Your tasks →
**1)** According to the outbreak abstract, how many lunch boxes did the local catering company provide on 30 July?
**2)** In the outbreak abstract, rewrite the passage that opens with "OBJECTIVES In the" and closes with "Santo State, Brazil.", substituting "foodborne illness outbreak" for "gastroenteritis outbreak".

Text →
---+---
BACKGROUND Norovirus is a major cause of acute gastroenteritis (AGE) outbreaks worldwide. On 1 August 2023, the health surveillance agency of Espírito Santo received a notification of a set cases of AGE from patients who attended an event organised by the Municipal Health Department. A local catering company provided lunch on 30 July (30 lunch boxes). The menu provided included macaroni, rice, tropeiro beans and cooked potatoes. The ingredients used in the preparation of tropeiro beans were beans, banana, cabbage, sausage and cassava flour. Diarrhoea, nausea, vomiting, abdominal pain, headache and weakness were the main reported symptoms peaking between 30 and 31 July.
OBJECTIVES In the present study, we aimed to establish the agent responsible for a gastroenteritis outbreak during a lunch event in Espírito Santo State, Brazil.
METHODS Stool samples (n = 5) of AGE patients were analysed by real-time quantitative polymerase chain reaction (RT-qPCR) to detect rotavirus A (RVA) and norovirus GI/GII. For norovirus molecular characterisation an open reading frame (ORF)1-2 junction region was used.
---+---
Source information →
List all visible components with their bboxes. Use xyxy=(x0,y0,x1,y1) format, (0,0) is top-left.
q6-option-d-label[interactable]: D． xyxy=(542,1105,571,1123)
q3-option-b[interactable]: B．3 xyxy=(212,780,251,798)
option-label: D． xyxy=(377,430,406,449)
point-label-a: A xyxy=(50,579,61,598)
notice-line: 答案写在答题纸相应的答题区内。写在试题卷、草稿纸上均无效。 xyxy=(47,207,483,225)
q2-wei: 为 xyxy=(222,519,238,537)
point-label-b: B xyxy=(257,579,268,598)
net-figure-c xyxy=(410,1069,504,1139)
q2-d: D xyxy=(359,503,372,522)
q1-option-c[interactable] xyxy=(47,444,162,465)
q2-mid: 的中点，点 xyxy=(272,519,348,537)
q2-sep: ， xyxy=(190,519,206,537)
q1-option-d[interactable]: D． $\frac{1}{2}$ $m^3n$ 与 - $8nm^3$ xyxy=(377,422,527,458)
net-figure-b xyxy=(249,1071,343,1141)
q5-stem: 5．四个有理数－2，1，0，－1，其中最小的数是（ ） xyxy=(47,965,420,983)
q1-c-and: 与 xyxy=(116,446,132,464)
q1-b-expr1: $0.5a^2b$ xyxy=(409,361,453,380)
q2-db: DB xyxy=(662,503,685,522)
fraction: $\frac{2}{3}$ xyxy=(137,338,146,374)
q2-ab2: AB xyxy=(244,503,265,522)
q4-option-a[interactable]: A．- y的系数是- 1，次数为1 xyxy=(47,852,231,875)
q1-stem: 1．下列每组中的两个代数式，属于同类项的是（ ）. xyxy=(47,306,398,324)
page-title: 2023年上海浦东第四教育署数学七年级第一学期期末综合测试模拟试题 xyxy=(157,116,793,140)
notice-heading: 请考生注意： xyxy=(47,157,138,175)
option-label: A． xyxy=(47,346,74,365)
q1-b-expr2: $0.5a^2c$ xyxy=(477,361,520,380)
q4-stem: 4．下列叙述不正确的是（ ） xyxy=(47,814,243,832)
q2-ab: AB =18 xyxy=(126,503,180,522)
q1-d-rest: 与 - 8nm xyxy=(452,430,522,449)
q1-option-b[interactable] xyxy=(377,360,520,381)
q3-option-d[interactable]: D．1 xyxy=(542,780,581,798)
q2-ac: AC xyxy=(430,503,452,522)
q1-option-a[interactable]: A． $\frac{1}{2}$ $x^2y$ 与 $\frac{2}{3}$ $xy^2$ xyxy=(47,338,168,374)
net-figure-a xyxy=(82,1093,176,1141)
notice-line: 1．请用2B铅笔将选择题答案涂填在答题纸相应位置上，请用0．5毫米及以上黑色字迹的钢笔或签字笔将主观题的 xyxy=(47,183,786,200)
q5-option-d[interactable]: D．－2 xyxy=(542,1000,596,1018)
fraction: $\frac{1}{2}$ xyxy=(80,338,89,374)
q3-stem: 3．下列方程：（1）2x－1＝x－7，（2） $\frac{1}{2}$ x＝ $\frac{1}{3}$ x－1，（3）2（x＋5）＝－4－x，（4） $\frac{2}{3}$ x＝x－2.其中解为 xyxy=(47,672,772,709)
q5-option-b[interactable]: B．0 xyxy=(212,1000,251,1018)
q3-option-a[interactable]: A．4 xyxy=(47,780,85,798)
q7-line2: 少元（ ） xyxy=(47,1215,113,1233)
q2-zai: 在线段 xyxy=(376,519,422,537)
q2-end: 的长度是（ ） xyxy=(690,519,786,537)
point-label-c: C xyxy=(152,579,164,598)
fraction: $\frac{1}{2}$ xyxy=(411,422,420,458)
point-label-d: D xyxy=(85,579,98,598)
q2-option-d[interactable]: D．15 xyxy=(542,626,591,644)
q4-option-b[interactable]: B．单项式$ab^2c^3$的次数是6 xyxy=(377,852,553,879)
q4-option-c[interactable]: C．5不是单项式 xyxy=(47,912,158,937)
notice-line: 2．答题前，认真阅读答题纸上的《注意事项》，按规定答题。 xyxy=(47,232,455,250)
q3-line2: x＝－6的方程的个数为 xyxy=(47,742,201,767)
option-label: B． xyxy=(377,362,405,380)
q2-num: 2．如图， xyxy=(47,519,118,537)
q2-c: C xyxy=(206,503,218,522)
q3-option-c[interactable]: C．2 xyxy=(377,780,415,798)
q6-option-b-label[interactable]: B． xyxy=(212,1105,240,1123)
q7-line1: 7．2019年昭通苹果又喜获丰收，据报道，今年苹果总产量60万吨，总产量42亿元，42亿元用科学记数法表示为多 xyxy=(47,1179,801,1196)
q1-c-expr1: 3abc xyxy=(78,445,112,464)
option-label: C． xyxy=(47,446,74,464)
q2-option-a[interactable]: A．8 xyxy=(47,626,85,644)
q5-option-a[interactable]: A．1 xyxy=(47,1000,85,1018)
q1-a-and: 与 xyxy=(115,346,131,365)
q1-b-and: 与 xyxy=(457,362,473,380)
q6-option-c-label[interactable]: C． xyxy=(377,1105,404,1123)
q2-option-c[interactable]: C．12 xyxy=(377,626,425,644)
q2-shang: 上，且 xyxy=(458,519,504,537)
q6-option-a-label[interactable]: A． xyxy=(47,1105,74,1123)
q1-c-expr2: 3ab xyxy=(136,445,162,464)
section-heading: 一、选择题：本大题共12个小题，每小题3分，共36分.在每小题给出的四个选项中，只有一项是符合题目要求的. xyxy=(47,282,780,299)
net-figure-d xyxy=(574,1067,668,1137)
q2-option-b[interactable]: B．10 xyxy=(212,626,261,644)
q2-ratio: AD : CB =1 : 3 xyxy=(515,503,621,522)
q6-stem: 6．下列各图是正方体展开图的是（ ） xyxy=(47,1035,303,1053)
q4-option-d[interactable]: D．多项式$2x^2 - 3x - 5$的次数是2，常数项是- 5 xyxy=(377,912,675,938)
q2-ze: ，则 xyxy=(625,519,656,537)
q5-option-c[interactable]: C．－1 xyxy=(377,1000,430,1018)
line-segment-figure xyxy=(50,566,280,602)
---+---
Replies →
**1)** It provided 30 lunch boxes.

**2)**
OBJECTIVES In the present study, we aimed to establish the agent responsible for a foodborne illness outbreak during a lunch event in Espírito Santo State, Brazil.